# [GOAL OF THE EXERCISE]
Retype the complete listing exactly as it appears.

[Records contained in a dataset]
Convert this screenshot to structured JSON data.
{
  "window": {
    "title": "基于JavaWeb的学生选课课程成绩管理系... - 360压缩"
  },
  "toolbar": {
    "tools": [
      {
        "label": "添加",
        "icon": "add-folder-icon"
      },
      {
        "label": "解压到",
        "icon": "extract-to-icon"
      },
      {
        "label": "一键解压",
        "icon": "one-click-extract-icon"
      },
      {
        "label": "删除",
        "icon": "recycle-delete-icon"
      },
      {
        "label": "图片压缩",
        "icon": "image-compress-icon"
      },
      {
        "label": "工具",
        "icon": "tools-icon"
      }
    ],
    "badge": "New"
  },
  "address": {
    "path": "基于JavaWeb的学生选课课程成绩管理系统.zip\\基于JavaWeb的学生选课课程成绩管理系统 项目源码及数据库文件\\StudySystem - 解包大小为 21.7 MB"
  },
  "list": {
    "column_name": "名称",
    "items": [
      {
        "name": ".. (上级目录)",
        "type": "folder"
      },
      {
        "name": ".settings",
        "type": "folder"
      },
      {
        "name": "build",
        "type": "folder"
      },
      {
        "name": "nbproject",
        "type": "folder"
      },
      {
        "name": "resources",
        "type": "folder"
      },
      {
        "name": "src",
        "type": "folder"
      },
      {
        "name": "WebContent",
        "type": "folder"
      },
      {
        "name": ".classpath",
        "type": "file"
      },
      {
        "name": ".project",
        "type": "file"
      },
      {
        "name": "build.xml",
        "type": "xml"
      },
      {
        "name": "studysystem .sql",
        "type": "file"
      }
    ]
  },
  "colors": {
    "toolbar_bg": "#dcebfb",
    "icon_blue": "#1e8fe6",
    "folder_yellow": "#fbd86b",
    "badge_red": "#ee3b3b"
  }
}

# [SOLUTION TO THE EXERCISE]
Convert this screenshot to structured JSON data.
{
  "window": {
    "title": "基于JavaWeb的学生选课课程成绩管理系... - 360压缩"
  },
  "toolbar": {
    "tools": [
      {
        "label": "添加",
        "icon": "add-folder-icon"
      },
      {
        "label": "解压到",
        "icon": "extract-to-icon"
      },
      {
        "label": "一键解压",
        "icon": "one-click-extract-icon"
      },
      {
        "label": "删除",
        "icon": "recycle-delete-icon"
      },
      {
        "label": "图片压缩",
        "icon": "image-compress-icon"
      },
      {
        "label": "工具",
        "icon": "tools-icon"
      }
    ],
    "badge": "New"
  },
  "address": {
    "path": "基于JavaWeb的学生选课课程成绩管理系统.zip\\基于JavaWeb的学生选课课程成绩管理系统 项目源码及数据库文件\\StudySystem - 解包大小为 21.7 MB"
  },
  "list": {
    "column_name": "名称",
    "items": [
      {
        "name": ".. (上级目录)",
        "type": "folder"
      },
      {
        "name": ".settings",
        "type": "folder"
      },
      {
        "name": "build",
        "type": "folder"
      },
      {
        "name": "nbproject",
        "type": "folder"
      },
      {
        "name": "resources",
        "type": "folder"
      },
      {
        "name": "src",
        "type": "folder"
      },
      {
        "name": "WebContent",
        "type": "folder"
      },
      {
        "name": ".classpath",
        "type": "file"
      },
      {
        "name": ".project",
        "type": "file"
      },
      {
        "name": "build.xml",
        "type": "xml"
      },
      {
        "name": "studysystem .sql",
        "type": "file"
      }
    ]
  },
  "colors": {
    "toolbar_bg": "#dcebfb",
    "icon_blue": "#1e8fe6",
    "folder_yellow": "#fbd86b",
    "badge_red": "#ee3b3b"
  }
}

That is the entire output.